PROBLEM TO SOLVE: Lines that include the word "JSON" are the ones to copy.

....

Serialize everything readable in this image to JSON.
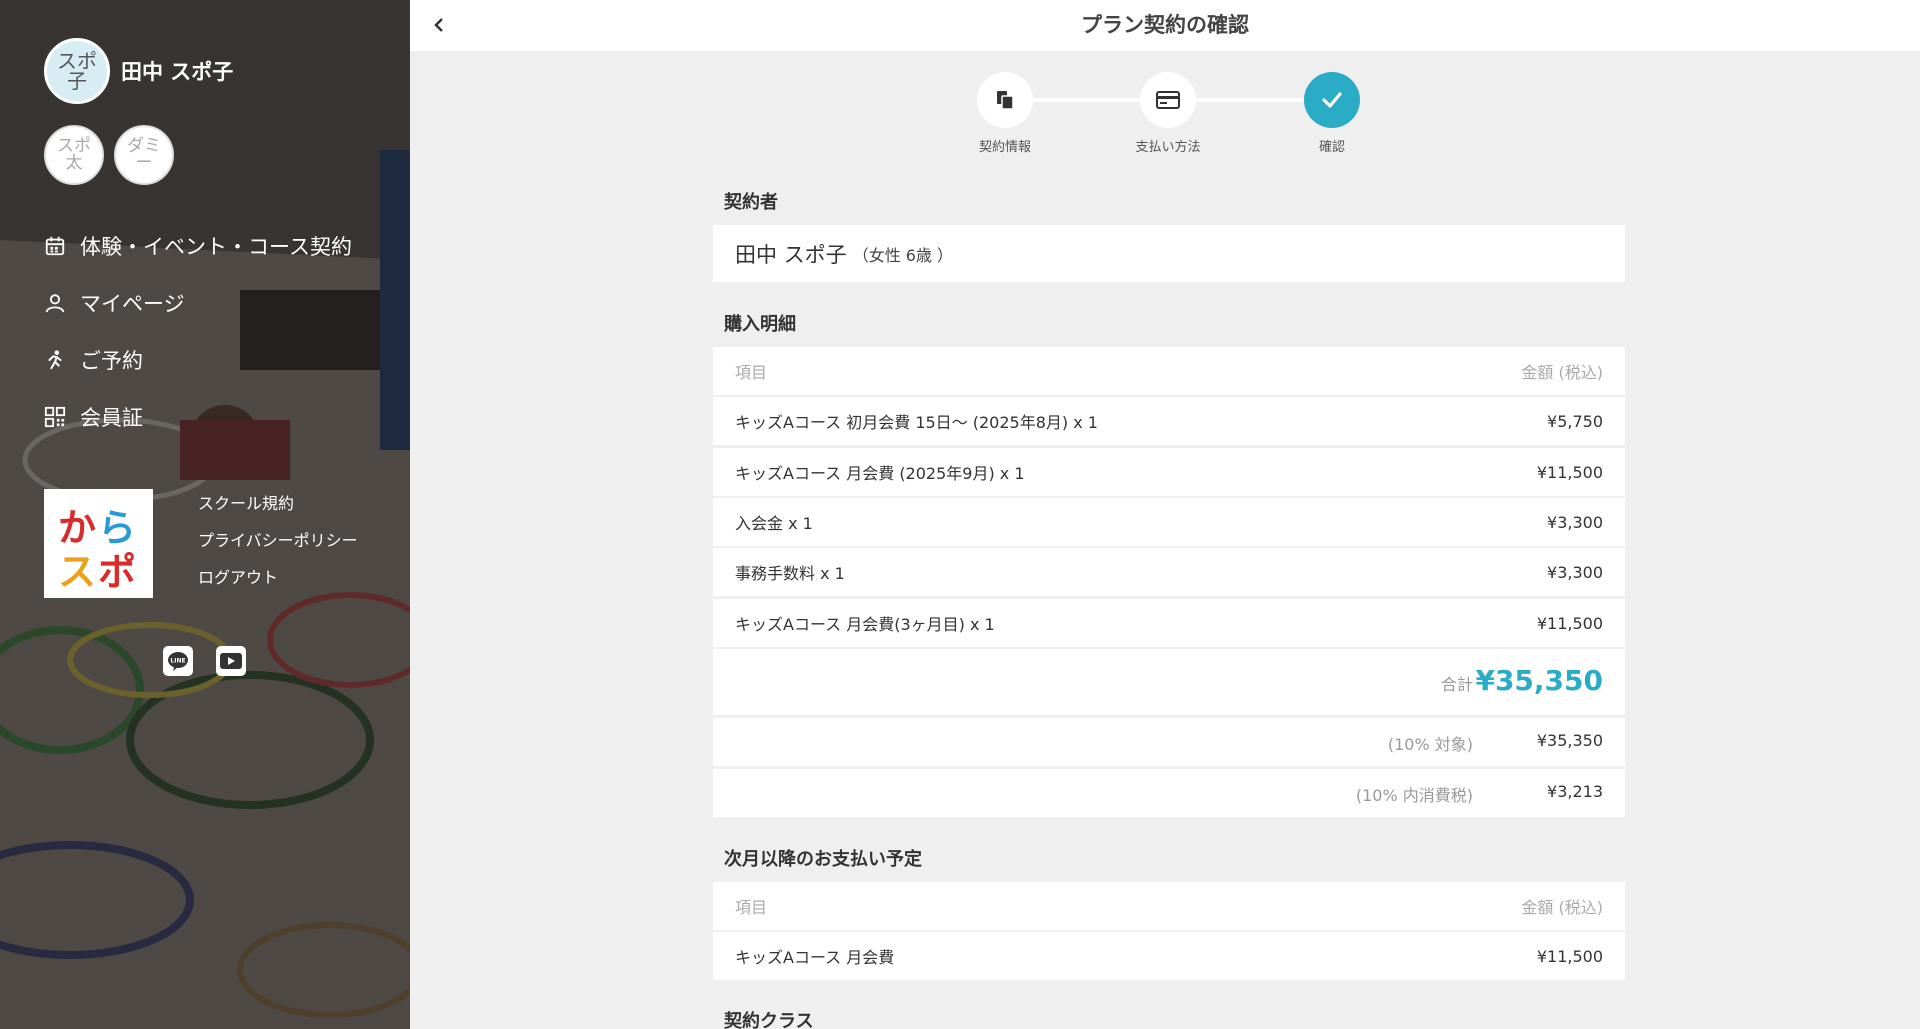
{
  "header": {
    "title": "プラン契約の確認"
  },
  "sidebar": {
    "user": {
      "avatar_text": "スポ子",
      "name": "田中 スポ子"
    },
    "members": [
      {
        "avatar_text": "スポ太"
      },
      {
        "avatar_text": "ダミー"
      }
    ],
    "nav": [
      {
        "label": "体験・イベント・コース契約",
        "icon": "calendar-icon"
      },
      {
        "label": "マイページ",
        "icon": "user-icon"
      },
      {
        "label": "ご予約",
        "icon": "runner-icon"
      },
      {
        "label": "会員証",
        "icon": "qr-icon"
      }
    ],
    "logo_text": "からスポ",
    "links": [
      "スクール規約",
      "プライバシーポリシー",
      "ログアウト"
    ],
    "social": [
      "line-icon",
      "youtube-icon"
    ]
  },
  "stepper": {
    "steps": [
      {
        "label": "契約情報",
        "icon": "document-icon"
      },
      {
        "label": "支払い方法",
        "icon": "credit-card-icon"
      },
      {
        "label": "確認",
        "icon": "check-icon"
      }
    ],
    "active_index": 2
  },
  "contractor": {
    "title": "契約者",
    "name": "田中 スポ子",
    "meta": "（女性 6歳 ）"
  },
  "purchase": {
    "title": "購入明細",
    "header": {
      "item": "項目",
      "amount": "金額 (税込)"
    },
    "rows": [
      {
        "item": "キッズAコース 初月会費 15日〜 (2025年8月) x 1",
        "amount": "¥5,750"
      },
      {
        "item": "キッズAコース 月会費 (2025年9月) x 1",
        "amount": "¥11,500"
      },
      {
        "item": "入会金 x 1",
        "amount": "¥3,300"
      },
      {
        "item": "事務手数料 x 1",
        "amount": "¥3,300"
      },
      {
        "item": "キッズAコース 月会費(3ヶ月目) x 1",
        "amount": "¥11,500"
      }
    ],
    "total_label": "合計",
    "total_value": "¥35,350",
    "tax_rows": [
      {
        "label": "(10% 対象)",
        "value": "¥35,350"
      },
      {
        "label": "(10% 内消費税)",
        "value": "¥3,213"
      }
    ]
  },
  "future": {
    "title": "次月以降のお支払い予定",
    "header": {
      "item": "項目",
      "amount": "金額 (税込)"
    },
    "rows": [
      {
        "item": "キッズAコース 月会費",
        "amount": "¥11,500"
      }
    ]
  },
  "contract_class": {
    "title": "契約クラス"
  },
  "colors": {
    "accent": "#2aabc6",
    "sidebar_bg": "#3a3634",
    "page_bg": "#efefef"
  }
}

....

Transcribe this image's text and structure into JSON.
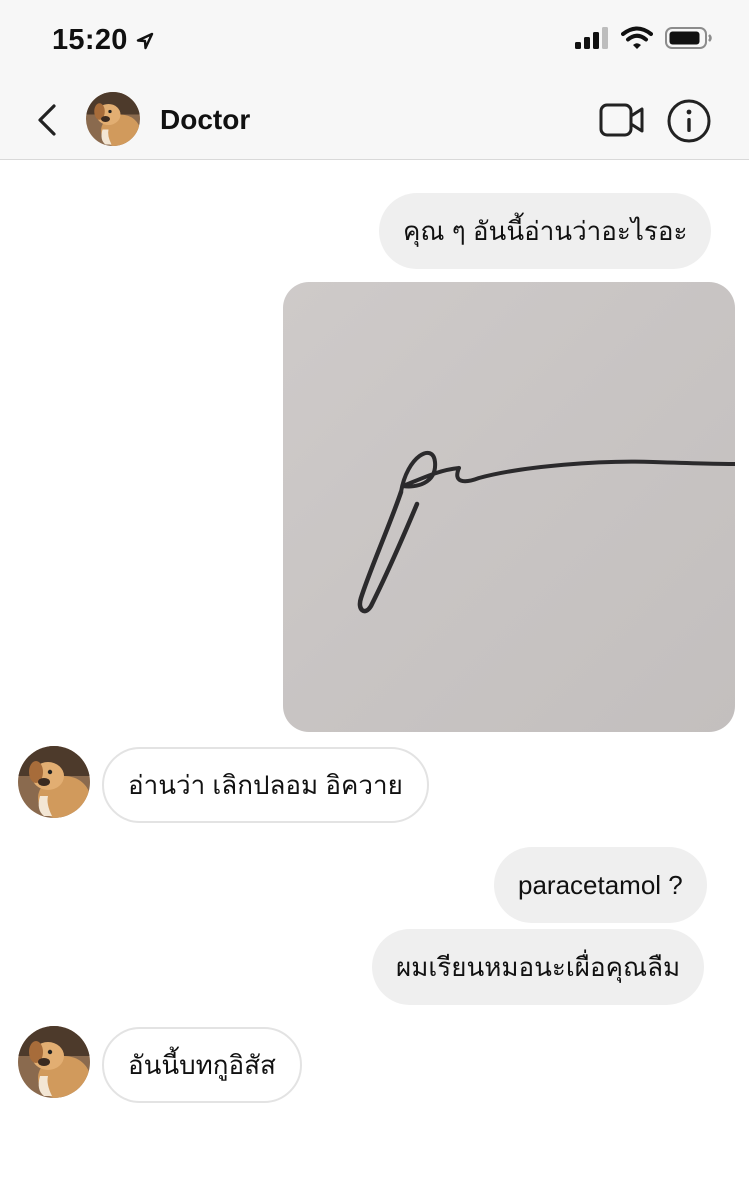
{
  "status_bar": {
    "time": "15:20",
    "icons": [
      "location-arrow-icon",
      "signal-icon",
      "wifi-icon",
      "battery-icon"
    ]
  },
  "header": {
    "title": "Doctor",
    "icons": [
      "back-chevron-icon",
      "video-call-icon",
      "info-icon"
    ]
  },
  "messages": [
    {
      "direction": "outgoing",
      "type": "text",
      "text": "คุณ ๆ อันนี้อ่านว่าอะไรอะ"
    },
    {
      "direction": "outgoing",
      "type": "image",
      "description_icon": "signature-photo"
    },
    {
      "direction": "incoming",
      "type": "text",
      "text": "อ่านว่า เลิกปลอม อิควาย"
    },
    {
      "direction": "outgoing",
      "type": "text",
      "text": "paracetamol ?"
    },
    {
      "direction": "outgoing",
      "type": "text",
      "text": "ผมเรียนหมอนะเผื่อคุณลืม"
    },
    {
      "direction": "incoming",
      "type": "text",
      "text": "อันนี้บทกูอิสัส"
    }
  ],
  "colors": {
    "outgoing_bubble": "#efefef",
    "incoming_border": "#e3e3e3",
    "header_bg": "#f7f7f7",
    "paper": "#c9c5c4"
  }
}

....

SOLUTION FOR THIS TASK:
Serialize everything readable in this image to JSON.
Transcribe this image's text and structure into JSON.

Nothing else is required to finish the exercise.